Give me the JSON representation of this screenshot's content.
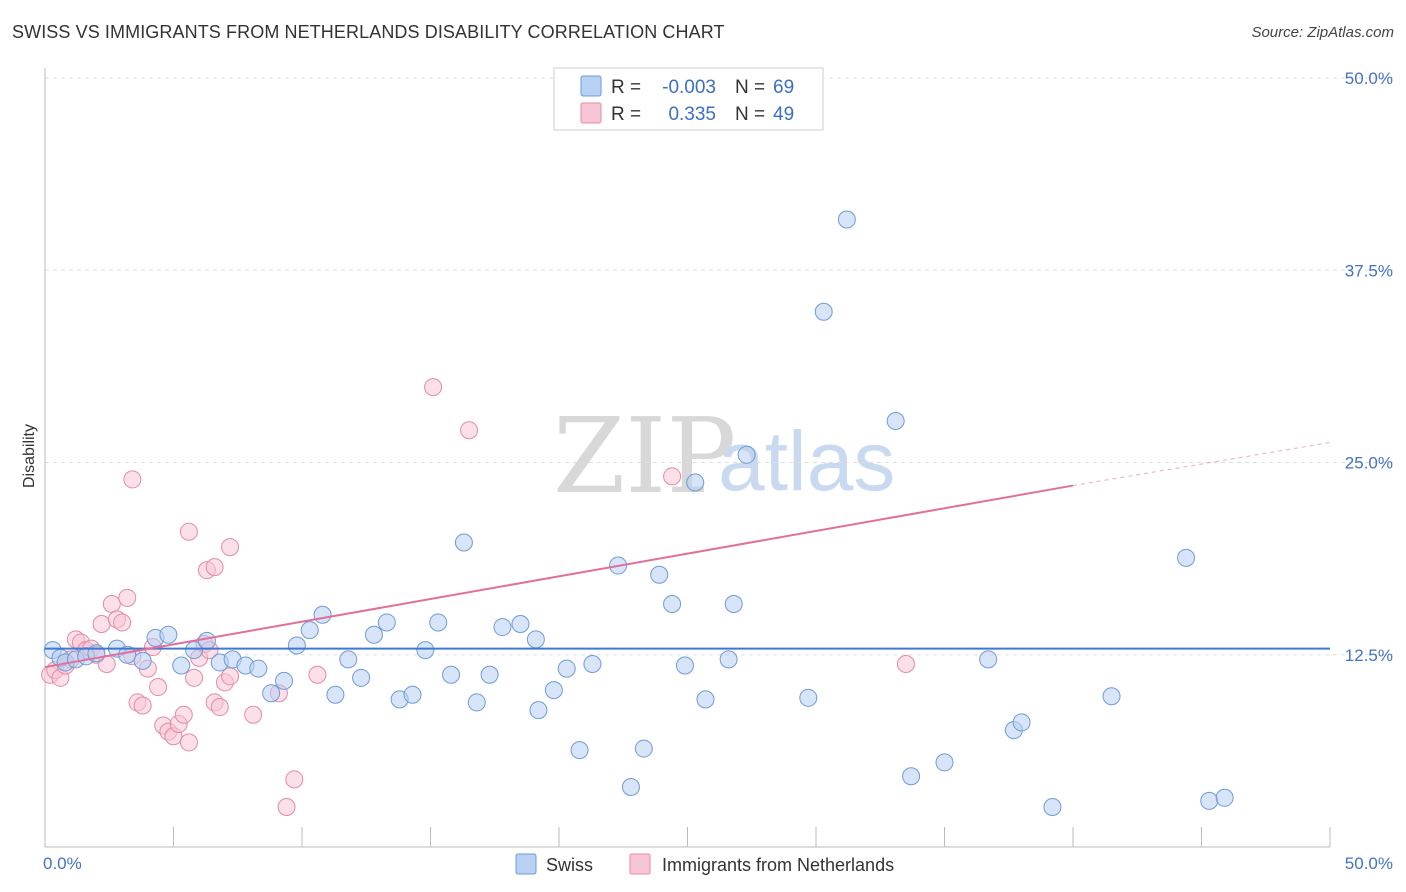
{
  "title": "SWISS VS IMMIGRANTS FROM NETHERLANDS DISABILITY CORRELATION CHART",
  "source": "Source: ZipAtlas.com",
  "watermark": {
    "part1": "ZIP",
    "part2": "atlas"
  },
  "colors": {
    "swiss_fill": "#b8d0f2",
    "swiss_stroke": "#6f9bd8",
    "swiss_line": "#3d79d0",
    "neth_fill": "#f7c6d6",
    "neth_stroke": "#e58aa7",
    "neth_line": "#e0709a",
    "grid": "#dddddd",
    "axis_text": "#4472c4"
  },
  "stats": {
    "swiss": {
      "r_label": "R =",
      "r_value": "-0.003",
      "n_label": "N =",
      "n_value": "69"
    },
    "neth": {
      "r_label": "R =",
      "r_value": "0.335",
      "n_label": "N =",
      "n_value": "49"
    }
  },
  "legend": {
    "swiss": "Swiss",
    "neth": "Immigrants from Netherlands"
  },
  "chart_data": {
    "type": "scatter",
    "title": "SWISS VS IMMIGRANTS FROM NETHERLANDS DISABILITY CORRELATION CHART",
    "xlabel": "",
    "ylabel": "Disability",
    "xlim": [
      0,
      50
    ],
    "ylim": [
      0,
      50
    ],
    "x_tick_labels": [
      "0.0%",
      "50.0%"
    ],
    "y_ticks": [
      12.5,
      25.0,
      37.5,
      50.0
    ],
    "y_tick_labels": [
      "12.5%",
      "25.0%",
      "37.5%",
      "50.0%"
    ],
    "grid": true,
    "legend_position": "bottom-center",
    "series": [
      {
        "name": "Swiss",
        "r": -0.003,
        "n": 69,
        "trend": {
          "x": [
            0,
            50
          ],
          "y": [
            12.9,
            12.9
          ]
        },
        "points": [
          [
            0.3,
            12.8
          ],
          [
            0.6,
            12.3
          ],
          [
            0.8,
            12.0
          ],
          [
            1.2,
            12.2
          ],
          [
            1.6,
            12.4
          ],
          [
            2.0,
            12.6
          ],
          [
            2.8,
            12.9
          ],
          [
            3.2,
            12.5
          ],
          [
            3.8,
            12.1
          ],
          [
            4.3,
            13.6
          ],
          [
            4.8,
            13.8
          ],
          [
            5.3,
            11.8
          ],
          [
            5.8,
            12.8
          ],
          [
            6.3,
            13.4
          ],
          [
            6.8,
            12.0
          ],
          [
            7.3,
            12.2
          ],
          [
            7.8,
            11.8
          ],
          [
            8.3,
            11.6
          ],
          [
            8.8,
            10.0
          ],
          [
            9.3,
            10.8
          ],
          [
            9.8,
            13.1
          ],
          [
            10.3,
            14.1
          ],
          [
            10.8,
            15.1
          ],
          [
            11.3,
            9.9
          ],
          [
            11.8,
            12.2
          ],
          [
            12.3,
            11.0
          ],
          [
            12.8,
            13.8
          ],
          [
            13.3,
            14.6
          ],
          [
            13.8,
            9.6
          ],
          [
            14.3,
            9.9
          ],
          [
            14.8,
            12.8
          ],
          [
            15.3,
            14.6
          ],
          [
            15.8,
            11.2
          ],
          [
            16.3,
            19.8
          ],
          [
            16.8,
            9.4
          ],
          [
            17.3,
            11.2
          ],
          [
            17.8,
            14.3
          ],
          [
            18.5,
            14.5
          ],
          [
            19.1,
            13.5
          ],
          [
            19.2,
            8.9
          ],
          [
            19.8,
            10.2
          ],
          [
            20.3,
            11.6
          ],
          [
            20.8,
            6.3
          ],
          [
            21.3,
            11.9
          ],
          [
            22.3,
            18.3
          ],
          [
            22.8,
            3.9
          ],
          [
            23.3,
            6.4
          ],
          [
            23.9,
            17.7
          ],
          [
            24.4,
            15.8
          ],
          [
            24.9,
            11.8
          ],
          [
            25.3,
            23.7
          ],
          [
            25.7,
            9.6
          ],
          [
            26.6,
            12.2
          ],
          [
            26.8,
            15.8
          ],
          [
            27.3,
            25.5
          ],
          [
            29.7,
            9.7
          ],
          [
            30.3,
            34.8
          ],
          [
            31.2,
            40.8
          ],
          [
            33.1,
            27.7
          ],
          [
            33.7,
            4.6
          ],
          [
            35.0,
            5.5
          ],
          [
            36.7,
            12.2
          ],
          [
            37.7,
            7.6
          ],
          [
            38.0,
            8.1
          ],
          [
            39.2,
            2.6
          ],
          [
            41.5,
            9.8
          ],
          [
            44.4,
            18.8
          ],
          [
            45.3,
            3.0
          ],
          [
            45.9,
            3.2
          ]
        ]
      },
      {
        "name": "Immigrants from Netherlands",
        "r": 0.335,
        "n": 49,
        "trend": {
          "x": [
            0,
            40
          ],
          "y": [
            11.7,
            23.5
          ],
          "dashed_to": {
            "x": 50,
            "y": 26.3
          }
        },
        "points": [
          [
            0.2,
            11.2
          ],
          [
            0.4,
            11.5
          ],
          [
            0.6,
            11.0
          ],
          [
            0.8,
            11.8
          ],
          [
            1.0,
            12.2
          ],
          [
            1.2,
            13.5
          ],
          [
            1.4,
            13.3
          ],
          [
            1.6,
            12.8
          ],
          [
            1.8,
            12.9
          ],
          [
            2.0,
            12.5
          ],
          [
            2.2,
            14.5
          ],
          [
            2.4,
            11.9
          ],
          [
            2.6,
            15.8
          ],
          [
            2.8,
            14.8
          ],
          [
            3.0,
            14.6
          ],
          [
            3.2,
            16.2
          ],
          [
            3.4,
            12.4
          ],
          [
            3.6,
            9.4
          ],
          [
            3.8,
            9.2
          ],
          [
            4.0,
            11.6
          ],
          [
            4.2,
            13.0
          ],
          [
            4.4,
            10.4
          ],
          [
            4.6,
            7.9
          ],
          [
            4.8,
            7.5
          ],
          [
            5.0,
            7.2
          ],
          [
            5.2,
            8.0
          ],
          [
            5.4,
            8.6
          ],
          [
            5.6,
            6.8
          ],
          [
            5.8,
            11.0
          ],
          [
            6.0,
            12.3
          ],
          [
            6.2,
            13.2
          ],
          [
            6.4,
            12.8
          ],
          [
            6.6,
            9.4
          ],
          [
            6.8,
            9.1
          ],
          [
            7.0,
            10.7
          ],
          [
            7.2,
            11.1
          ],
          [
            3.4,
            23.9
          ],
          [
            5.6,
            20.5
          ],
          [
            6.3,
            18.0
          ],
          [
            6.6,
            18.2
          ],
          [
            7.2,
            19.5
          ],
          [
            8.1,
            8.6
          ],
          [
            9.1,
            10.0
          ],
          [
            9.4,
            2.6
          ],
          [
            9.7,
            4.4
          ],
          [
            10.6,
            11.2
          ],
          [
            15.1,
            29.9
          ],
          [
            16.5,
            27.1
          ],
          [
            24.4,
            24.1
          ],
          [
            33.5,
            11.9
          ]
        ]
      }
    ]
  }
}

============================================================

* WORK REQUIRED
Any pictures should be dropped; transcribe the rest of the records above exactly.

* THE OUTPUT
Give me the JSON representation of this screenshot's content.
{
  "title": "SWISS VS IMMIGRANTS FROM NETHERLANDS DISABILITY CORRELATION CHART",
  "source": "Source: ZipAtlas.com",
  "watermark": {
    "part1": "ZIP",
    "part2": "atlas"
  },
  "colors": {
    "swiss_fill": "#b8d0f2",
    "swiss_stroke": "#6f9bd8",
    "swiss_line": "#3d79d0",
    "neth_fill": "#f7c6d6",
    "neth_stroke": "#e58aa7",
    "neth_line": "#e0709a",
    "grid": "#dddddd",
    "axis_text": "#4472c4"
  },
  "stats": {
    "swiss": {
      "r_label": "R =",
      "r_value": "-0.003",
      "n_label": "N =",
      "n_value": "69"
    },
    "neth": {
      "r_label": "R =",
      "r_value": "0.335",
      "n_label": "N =",
      "n_value": "49"
    }
  },
  "legend": {
    "swiss": "Swiss",
    "neth": "Immigrants from Netherlands"
  },
  "chart_data": {
    "type": "scatter",
    "title": "SWISS VS IMMIGRANTS FROM NETHERLANDS DISABILITY CORRELATION CHART",
    "xlabel": "",
    "ylabel": "Disability",
    "xlim": [
      0,
      50
    ],
    "ylim": [
      0,
      50
    ],
    "x_tick_labels": [
      "0.0%",
      "50.0%"
    ],
    "y_ticks": [
      12.5,
      25.0,
      37.5,
      50.0
    ],
    "y_tick_labels": [
      "12.5%",
      "25.0%",
      "37.5%",
      "50.0%"
    ],
    "grid": true,
    "legend_position": "bottom-center",
    "series": [
      {
        "name": "Swiss",
        "r": -0.003,
        "n": 69,
        "trend": {
          "x": [
            0,
            50
          ],
          "y": [
            12.9,
            12.9
          ]
        },
        "points": [
          [
            0.3,
            12.8
          ],
          [
            0.6,
            12.3
          ],
          [
            0.8,
            12.0
          ],
          [
            1.2,
            12.2
          ],
          [
            1.6,
            12.4
          ],
          [
            2.0,
            12.6
          ],
          [
            2.8,
            12.9
          ],
          [
            3.2,
            12.5
          ],
          [
            3.8,
            12.1
          ],
          [
            4.3,
            13.6
          ],
          [
            4.8,
            13.8
          ],
          [
            5.3,
            11.8
          ],
          [
            5.8,
            12.8
          ],
          [
            6.3,
            13.4
          ],
          [
            6.8,
            12.0
          ],
          [
            7.3,
            12.2
          ],
          [
            7.8,
            11.8
          ],
          [
            8.3,
            11.6
          ],
          [
            8.8,
            10.0
          ],
          [
            9.3,
            10.8
          ],
          [
            9.8,
            13.1
          ],
          [
            10.3,
            14.1
          ],
          [
            10.8,
            15.1
          ],
          [
            11.3,
            9.9
          ],
          [
            11.8,
            12.2
          ],
          [
            12.3,
            11.0
          ],
          [
            12.8,
            13.8
          ],
          [
            13.3,
            14.6
          ],
          [
            13.8,
            9.6
          ],
          [
            14.3,
            9.9
          ],
          [
            14.8,
            12.8
          ],
          [
            15.3,
            14.6
          ],
          [
            15.8,
            11.2
          ],
          [
            16.3,
            19.8
          ],
          [
            16.8,
            9.4
          ],
          [
            17.3,
            11.2
          ],
          [
            17.8,
            14.3
          ],
          [
            18.5,
            14.5
          ],
          [
            19.1,
            13.5
          ],
          [
            19.2,
            8.9
          ],
          [
            19.8,
            10.2
          ],
          [
            20.3,
            11.6
          ],
          [
            20.8,
            6.3
          ],
          [
            21.3,
            11.9
          ],
          [
            22.3,
            18.3
          ],
          [
            22.8,
            3.9
          ],
          [
            23.3,
            6.4
          ],
          [
            23.9,
            17.7
          ],
          [
            24.4,
            15.8
          ],
          [
            24.9,
            11.8
          ],
          [
            25.3,
            23.7
          ],
          [
            25.7,
            9.6
          ],
          [
            26.6,
            12.2
          ],
          [
            26.8,
            15.8
          ],
          [
            27.3,
            25.5
          ],
          [
            29.7,
            9.7
          ],
          [
            30.3,
            34.8
          ],
          [
            31.2,
            40.8
          ],
          [
            33.1,
            27.7
          ],
          [
            33.7,
            4.6
          ],
          [
            35.0,
            5.5
          ],
          [
            36.7,
            12.2
          ],
          [
            37.7,
            7.6
          ],
          [
            38.0,
            8.1
          ],
          [
            39.2,
            2.6
          ],
          [
            41.5,
            9.8
          ],
          [
            44.4,
            18.8
          ],
          [
            45.3,
            3.0
          ],
          [
            45.9,
            3.2
          ]
        ]
      },
      {
        "name": "Immigrants from Netherlands",
        "r": 0.335,
        "n": 49,
        "trend": {
          "x": [
            0,
            40
          ],
          "y": [
            11.7,
            23.5
          ],
          "dashed_to": {
            "x": 50,
            "y": 26.3
          }
        },
        "points": [
          [
            0.2,
            11.2
          ],
          [
            0.4,
            11.5
          ],
          [
            0.6,
            11.0
          ],
          [
            0.8,
            11.8
          ],
          [
            1.0,
            12.2
          ],
          [
            1.2,
            13.5
          ],
          [
            1.4,
            13.3
          ],
          [
            1.6,
            12.8
          ],
          [
            1.8,
            12.9
          ],
          [
            2.0,
            12.5
          ],
          [
            2.2,
            14.5
          ],
          [
            2.4,
            11.9
          ],
          [
            2.6,
            15.8
          ],
          [
            2.8,
            14.8
          ],
          [
            3.0,
            14.6
          ],
          [
            3.2,
            16.2
          ],
          [
            3.4,
            12.4
          ],
          [
            3.6,
            9.4
          ],
          [
            3.8,
            9.2
          ],
          [
            4.0,
            11.6
          ],
          [
            4.2,
            13.0
          ],
          [
            4.4,
            10.4
          ],
          [
            4.6,
            7.9
          ],
          [
            4.8,
            7.5
          ],
          [
            5.0,
            7.2
          ],
          [
            5.2,
            8.0
          ],
          [
            5.4,
            8.6
          ],
          [
            5.6,
            6.8
          ],
          [
            5.8,
            11.0
          ],
          [
            6.0,
            12.3
          ],
          [
            6.2,
            13.2
          ],
          [
            6.4,
            12.8
          ],
          [
            6.6,
            9.4
          ],
          [
            6.8,
            9.1
          ],
          [
            7.0,
            10.7
          ],
          [
            7.2,
            11.1
          ],
          [
            3.4,
            23.9
          ],
          [
            5.6,
            20.5
          ],
          [
            6.3,
            18.0
          ],
          [
            6.6,
            18.2
          ],
          [
            7.2,
            19.5
          ],
          [
            8.1,
            8.6
          ],
          [
            9.1,
            10.0
          ],
          [
            9.4,
            2.6
          ],
          [
            9.7,
            4.4
          ],
          [
            10.6,
            11.2
          ],
          [
            15.1,
            29.9
          ],
          [
            16.5,
            27.1
          ],
          [
            24.4,
            24.1
          ],
          [
            33.5,
            11.9
          ]
        ]
      }
    ]
  }
}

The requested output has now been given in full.